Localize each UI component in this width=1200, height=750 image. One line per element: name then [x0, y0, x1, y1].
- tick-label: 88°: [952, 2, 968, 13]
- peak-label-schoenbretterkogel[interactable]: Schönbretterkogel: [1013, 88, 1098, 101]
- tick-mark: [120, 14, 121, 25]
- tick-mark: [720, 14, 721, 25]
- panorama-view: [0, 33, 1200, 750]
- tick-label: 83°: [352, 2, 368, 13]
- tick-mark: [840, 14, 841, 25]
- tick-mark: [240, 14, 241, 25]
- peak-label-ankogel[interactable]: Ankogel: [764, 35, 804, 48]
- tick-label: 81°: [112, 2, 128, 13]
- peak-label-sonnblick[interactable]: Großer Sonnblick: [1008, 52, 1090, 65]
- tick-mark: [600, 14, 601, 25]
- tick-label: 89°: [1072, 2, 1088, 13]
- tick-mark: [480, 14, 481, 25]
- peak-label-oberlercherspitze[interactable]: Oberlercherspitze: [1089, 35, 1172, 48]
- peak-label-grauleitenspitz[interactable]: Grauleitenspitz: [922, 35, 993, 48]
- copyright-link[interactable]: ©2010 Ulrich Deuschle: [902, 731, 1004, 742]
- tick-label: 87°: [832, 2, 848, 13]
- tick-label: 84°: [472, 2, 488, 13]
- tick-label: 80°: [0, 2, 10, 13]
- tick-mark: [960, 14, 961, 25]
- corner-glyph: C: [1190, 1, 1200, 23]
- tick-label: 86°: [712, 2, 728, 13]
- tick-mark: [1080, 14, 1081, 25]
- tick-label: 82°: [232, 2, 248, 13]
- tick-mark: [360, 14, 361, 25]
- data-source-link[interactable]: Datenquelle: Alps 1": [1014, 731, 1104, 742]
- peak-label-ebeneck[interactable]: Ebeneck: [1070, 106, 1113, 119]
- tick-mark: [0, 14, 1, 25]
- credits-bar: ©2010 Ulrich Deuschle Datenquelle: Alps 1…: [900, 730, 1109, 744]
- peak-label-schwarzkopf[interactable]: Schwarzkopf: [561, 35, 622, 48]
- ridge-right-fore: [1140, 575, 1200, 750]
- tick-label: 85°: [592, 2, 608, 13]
----
Reproduce verbatim the lines running from the start of the records through the line that contains "88, 1098, 101]", both ends included.

Localize each UI component in this width=1200, height=750 image. One line per element: name then [x0, y0, x1, y1].
- tick-label: 88°: [952, 2, 968, 13]
- peak-label-schoenbretterkogel[interactable]: Schönbretterkogel: [1013, 88, 1098, 101]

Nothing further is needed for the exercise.